* **Data excerpts**:
####
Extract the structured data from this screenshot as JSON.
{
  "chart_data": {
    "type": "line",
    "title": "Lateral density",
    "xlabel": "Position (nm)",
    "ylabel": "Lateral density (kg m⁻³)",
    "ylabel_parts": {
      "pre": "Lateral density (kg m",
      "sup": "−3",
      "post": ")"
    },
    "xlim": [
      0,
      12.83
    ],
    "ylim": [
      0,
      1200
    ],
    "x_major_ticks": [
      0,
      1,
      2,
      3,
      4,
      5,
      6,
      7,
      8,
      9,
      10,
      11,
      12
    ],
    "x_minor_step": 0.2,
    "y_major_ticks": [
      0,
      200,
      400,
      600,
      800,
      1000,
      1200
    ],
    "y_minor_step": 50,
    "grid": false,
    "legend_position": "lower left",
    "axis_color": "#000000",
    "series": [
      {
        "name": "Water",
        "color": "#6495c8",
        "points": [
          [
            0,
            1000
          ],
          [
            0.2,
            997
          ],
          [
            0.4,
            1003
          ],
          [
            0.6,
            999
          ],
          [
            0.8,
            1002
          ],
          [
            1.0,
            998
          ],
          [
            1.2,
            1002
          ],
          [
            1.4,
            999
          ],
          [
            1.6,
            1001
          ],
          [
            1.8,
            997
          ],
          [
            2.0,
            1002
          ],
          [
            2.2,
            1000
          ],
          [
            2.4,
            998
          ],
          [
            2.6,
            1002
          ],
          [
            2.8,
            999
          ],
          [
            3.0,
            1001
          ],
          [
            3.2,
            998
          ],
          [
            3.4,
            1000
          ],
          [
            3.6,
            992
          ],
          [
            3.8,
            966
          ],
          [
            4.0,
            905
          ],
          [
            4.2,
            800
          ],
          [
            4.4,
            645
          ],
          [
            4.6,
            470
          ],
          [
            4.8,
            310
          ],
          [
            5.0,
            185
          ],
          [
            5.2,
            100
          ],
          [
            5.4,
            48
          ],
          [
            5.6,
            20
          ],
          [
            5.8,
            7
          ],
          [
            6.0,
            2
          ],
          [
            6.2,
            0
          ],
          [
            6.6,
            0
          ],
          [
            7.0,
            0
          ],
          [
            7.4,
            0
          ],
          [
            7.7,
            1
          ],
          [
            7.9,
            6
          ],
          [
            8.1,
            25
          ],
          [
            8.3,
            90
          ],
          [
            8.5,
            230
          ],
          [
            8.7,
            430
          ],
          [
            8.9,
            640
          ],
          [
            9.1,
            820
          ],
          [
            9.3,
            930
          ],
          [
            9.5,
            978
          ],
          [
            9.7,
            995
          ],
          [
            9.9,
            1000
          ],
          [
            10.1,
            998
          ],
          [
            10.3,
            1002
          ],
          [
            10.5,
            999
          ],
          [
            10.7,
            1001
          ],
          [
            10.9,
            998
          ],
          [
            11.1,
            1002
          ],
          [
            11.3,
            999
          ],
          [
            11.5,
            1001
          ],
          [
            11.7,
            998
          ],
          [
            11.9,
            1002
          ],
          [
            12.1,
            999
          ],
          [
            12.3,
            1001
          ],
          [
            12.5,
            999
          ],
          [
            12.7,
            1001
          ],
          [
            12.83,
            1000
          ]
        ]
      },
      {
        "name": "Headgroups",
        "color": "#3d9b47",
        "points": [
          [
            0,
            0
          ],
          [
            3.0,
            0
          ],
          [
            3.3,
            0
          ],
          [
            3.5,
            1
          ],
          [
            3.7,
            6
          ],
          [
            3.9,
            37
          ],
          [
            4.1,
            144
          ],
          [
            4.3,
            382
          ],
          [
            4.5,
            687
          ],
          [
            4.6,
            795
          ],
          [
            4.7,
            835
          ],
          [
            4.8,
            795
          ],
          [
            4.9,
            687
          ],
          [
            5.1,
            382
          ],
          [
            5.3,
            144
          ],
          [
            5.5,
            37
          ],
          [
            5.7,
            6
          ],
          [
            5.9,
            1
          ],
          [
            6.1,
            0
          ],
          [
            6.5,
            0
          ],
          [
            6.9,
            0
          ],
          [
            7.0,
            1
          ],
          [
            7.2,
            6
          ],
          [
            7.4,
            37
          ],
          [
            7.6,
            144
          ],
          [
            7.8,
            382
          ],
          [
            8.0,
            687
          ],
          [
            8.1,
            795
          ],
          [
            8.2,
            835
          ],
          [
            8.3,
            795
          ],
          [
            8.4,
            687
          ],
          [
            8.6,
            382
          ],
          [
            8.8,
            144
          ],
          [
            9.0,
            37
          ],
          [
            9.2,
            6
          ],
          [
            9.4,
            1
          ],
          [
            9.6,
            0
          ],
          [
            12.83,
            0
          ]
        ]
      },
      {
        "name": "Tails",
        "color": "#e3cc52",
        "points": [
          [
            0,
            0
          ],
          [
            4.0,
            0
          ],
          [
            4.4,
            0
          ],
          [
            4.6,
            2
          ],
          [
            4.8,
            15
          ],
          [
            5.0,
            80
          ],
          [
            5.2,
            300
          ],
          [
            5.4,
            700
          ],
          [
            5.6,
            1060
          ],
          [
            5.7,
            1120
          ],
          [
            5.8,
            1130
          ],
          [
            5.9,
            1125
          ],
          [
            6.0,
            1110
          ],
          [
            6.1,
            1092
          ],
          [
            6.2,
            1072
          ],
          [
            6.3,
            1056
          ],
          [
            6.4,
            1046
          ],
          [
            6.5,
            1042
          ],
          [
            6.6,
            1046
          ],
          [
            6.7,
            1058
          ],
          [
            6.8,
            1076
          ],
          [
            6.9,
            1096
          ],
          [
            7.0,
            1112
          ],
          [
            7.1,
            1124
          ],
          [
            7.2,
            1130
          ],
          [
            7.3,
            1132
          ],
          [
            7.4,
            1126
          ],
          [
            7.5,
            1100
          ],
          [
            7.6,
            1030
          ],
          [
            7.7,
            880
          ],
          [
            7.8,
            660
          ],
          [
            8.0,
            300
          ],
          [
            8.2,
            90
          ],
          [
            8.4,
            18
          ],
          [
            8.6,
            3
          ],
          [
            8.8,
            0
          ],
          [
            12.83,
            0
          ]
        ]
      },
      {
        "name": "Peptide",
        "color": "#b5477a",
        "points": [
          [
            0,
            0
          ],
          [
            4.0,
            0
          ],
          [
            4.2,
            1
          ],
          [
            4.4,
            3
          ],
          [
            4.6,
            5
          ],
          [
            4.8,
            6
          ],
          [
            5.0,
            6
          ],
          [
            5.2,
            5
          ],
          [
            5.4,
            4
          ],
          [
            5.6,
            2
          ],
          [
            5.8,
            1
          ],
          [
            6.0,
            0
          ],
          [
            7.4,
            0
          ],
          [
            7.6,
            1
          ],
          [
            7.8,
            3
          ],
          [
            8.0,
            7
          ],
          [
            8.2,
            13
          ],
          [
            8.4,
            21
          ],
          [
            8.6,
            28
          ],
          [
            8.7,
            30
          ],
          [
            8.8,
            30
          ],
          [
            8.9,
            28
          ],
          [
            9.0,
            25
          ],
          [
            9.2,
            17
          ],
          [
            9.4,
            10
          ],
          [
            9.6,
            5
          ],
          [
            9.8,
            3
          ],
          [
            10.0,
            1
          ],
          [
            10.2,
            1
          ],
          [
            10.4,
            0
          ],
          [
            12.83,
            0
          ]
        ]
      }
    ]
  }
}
####
* **What you need to do**:
Everything in the listing should be transcribed exactly.

* **Answer space**:
Extract the structured data from this screenshot as JSON.
{
  "chart_data": {
    "type": "line",
    "title": "Lateral density",
    "xlabel": "Position (nm)",
    "ylabel": "Lateral density (kg m⁻³)",
    "ylabel_parts": {
      "pre": "Lateral density (kg m",
      "sup": "−3",
      "post": ")"
    },
    "xlim": [
      0,
      12.83
    ],
    "ylim": [
      0,
      1200
    ],
    "x_major_ticks": [
      0,
      1,
      2,
      3,
      4,
      5,
      6,
      7,
      8,
      9,
      10,
      11,
      12
    ],
    "x_minor_step": 0.2,
    "y_major_ticks": [
      0,
      200,
      400,
      600,
      800,
      1000,
      1200
    ],
    "y_minor_step": 50,
    "grid": false,
    "legend_position": "lower left",
    "axis_color": "#000000",
    "series": [
      {
        "name": "Water",
        "color": "#6495c8",
        "points": [
          [
            0,
            1000
          ],
          [
            0.2,
            997
          ],
          [
            0.4,
            1003
          ],
          [
            0.6,
            999
          ],
          [
            0.8,
            1002
          ],
          [
            1.0,
            998
          ],
          [
            1.2,
            1002
          ],
          [
            1.4,
            999
          ],
          [
            1.6,
            1001
          ],
          [
            1.8,
            997
          ],
          [
            2.0,
            1002
          ],
          [
            2.2,
            1000
          ],
          [
            2.4,
            998
          ],
          [
            2.6,
            1002
          ],
          [
            2.8,
            999
          ],
          [
            3.0,
            1001
          ],
          [
            3.2,
            998
          ],
          [
            3.4,
            1000
          ],
          [
            3.6,
            992
          ],
          [
            3.8,
            966
          ],
          [
            4.0,
            905
          ],
          [
            4.2,
            800
          ],
          [
            4.4,
            645
          ],
          [
            4.6,
            470
          ],
          [
            4.8,
            310
          ],
          [
            5.0,
            185
          ],
          [
            5.2,
            100
          ],
          [
            5.4,
            48
          ],
          [
            5.6,
            20
          ],
          [
            5.8,
            7
          ],
          [
            6.0,
            2
          ],
          [
            6.2,
            0
          ],
          [
            6.6,
            0
          ],
          [
            7.0,
            0
          ],
          [
            7.4,
            0
          ],
          [
            7.7,
            1
          ],
          [
            7.9,
            6
          ],
          [
            8.1,
            25
          ],
          [
            8.3,
            90
          ],
          [
            8.5,
            230
          ],
          [
            8.7,
            430
          ],
          [
            8.9,
            640
          ],
          [
            9.1,
            820
          ],
          [
            9.3,
            930
          ],
          [
            9.5,
            978
          ],
          [
            9.7,
            995
          ],
          [
            9.9,
            1000
          ],
          [
            10.1,
            998
          ],
          [
            10.3,
            1002
          ],
          [
            10.5,
            999
          ],
          [
            10.7,
            1001
          ],
          [
            10.9,
            998
          ],
          [
            11.1,
            1002
          ],
          [
            11.3,
            999
          ],
          [
            11.5,
            1001
          ],
          [
            11.7,
            998
          ],
          [
            11.9,
            1002
          ],
          [
            12.1,
            999
          ],
          [
            12.3,
            1001
          ],
          [
            12.5,
            999
          ],
          [
            12.7,
            1001
          ],
          [
            12.83,
            1000
          ]
        ]
      },
      {
        "name": "Headgroups",
        "color": "#3d9b47",
        "points": [
          [
            0,
            0
          ],
          [
            3.0,
            0
          ],
          [
            3.3,
            0
          ],
          [
            3.5,
            1
          ],
          [
            3.7,
            6
          ],
          [
            3.9,
            37
          ],
          [
            4.1,
            144
          ],
          [
            4.3,
            382
          ],
          [
            4.5,
            687
          ],
          [
            4.6,
            795
          ],
          [
            4.7,
            835
          ],
          [
            4.8,
            795
          ],
          [
            4.9,
            687
          ],
          [
            5.1,
            382
          ],
          [
            5.3,
            144
          ],
          [
            5.5,
            37
          ],
          [
            5.7,
            6
          ],
          [
            5.9,
            1
          ],
          [
            6.1,
            0
          ],
          [
            6.5,
            0
          ],
          [
            6.9,
            0
          ],
          [
            7.0,
            1
          ],
          [
            7.2,
            6
          ],
          [
            7.4,
            37
          ],
          [
            7.6,
            144
          ],
          [
            7.8,
            382
          ],
          [
            8.0,
            687
          ],
          [
            8.1,
            795
          ],
          [
            8.2,
            835
          ],
          [
            8.3,
            795
          ],
          [
            8.4,
            687
          ],
          [
            8.6,
            382
          ],
          [
            8.8,
            144
          ],
          [
            9.0,
            37
          ],
          [
            9.2,
            6
          ],
          [
            9.4,
            1
          ],
          [
            9.6,
            0
          ],
          [
            12.83,
            0
          ]
        ]
      },
      {
        "name": "Tails",
        "color": "#e3cc52",
        "points": [
          [
            0,
            0
          ],
          [
            4.0,
            0
          ],
          [
            4.4,
            0
          ],
          [
            4.6,
            2
          ],
          [
            4.8,
            15
          ],
          [
            5.0,
            80
          ],
          [
            5.2,
            300
          ],
          [
            5.4,
            700
          ],
          [
            5.6,
            1060
          ],
          [
            5.7,
            1120
          ],
          [
            5.8,
            1130
          ],
          [
            5.9,
            1125
          ],
          [
            6.0,
            1110
          ],
          [
            6.1,
            1092
          ],
          [
            6.2,
            1072
          ],
          [
            6.3,
            1056
          ],
          [
            6.4,
            1046
          ],
          [
            6.5,
            1042
          ],
          [
            6.6,
            1046
          ],
          [
            6.7,
            1058
          ],
          [
            6.8,
            1076
          ],
          [
            6.9,
            1096
          ],
          [
            7.0,
            1112
          ],
          [
            7.1,
            1124
          ],
          [
            7.2,
            1130
          ],
          [
            7.3,
            1132
          ],
          [
            7.4,
            1126
          ],
          [
            7.5,
            1100
          ],
          [
            7.6,
            1030
          ],
          [
            7.7,
            880
          ],
          [
            7.8,
            660
          ],
          [
            8.0,
            300
          ],
          [
            8.2,
            90
          ],
          [
            8.4,
            18
          ],
          [
            8.6,
            3
          ],
          [
            8.8,
            0
          ],
          [
            12.83,
            0
          ]
        ]
      },
      {
        "name": "Peptide",
        "color": "#b5477a",
        "points": [
          [
            0,
            0
          ],
          [
            4.0,
            0
          ],
          [
            4.2,
            1
          ],
          [
            4.4,
            3
          ],
          [
            4.6,
            5
          ],
          [
            4.8,
            6
          ],
          [
            5.0,
            6
          ],
          [
            5.2,
            5
          ],
          [
            5.4,
            4
          ],
          [
            5.6,
            2
          ],
          [
            5.8,
            1
          ],
          [
            6.0,
            0
          ],
          [
            7.4,
            0
          ],
          [
            7.6,
            1
          ],
          [
            7.8,
            3
          ],
          [
            8.0,
            7
          ],
          [
            8.2,
            13
          ],
          [
            8.4,
            21
          ],
          [
            8.6,
            28
          ],
          [
            8.7,
            30
          ],
          [
            8.8,
            30
          ],
          [
            8.9,
            28
          ],
          [
            9.0,
            25
          ],
          [
            9.2,
            17
          ],
          [
            9.4,
            10
          ],
          [
            9.6,
            5
          ],
          [
            9.8,
            3
          ],
          [
            10.0,
            1
          ],
          [
            10.2,
            1
          ],
          [
            10.4,
            0
          ],
          [
            12.83,
            0
          ]
        ]
      }
    ]
  }
}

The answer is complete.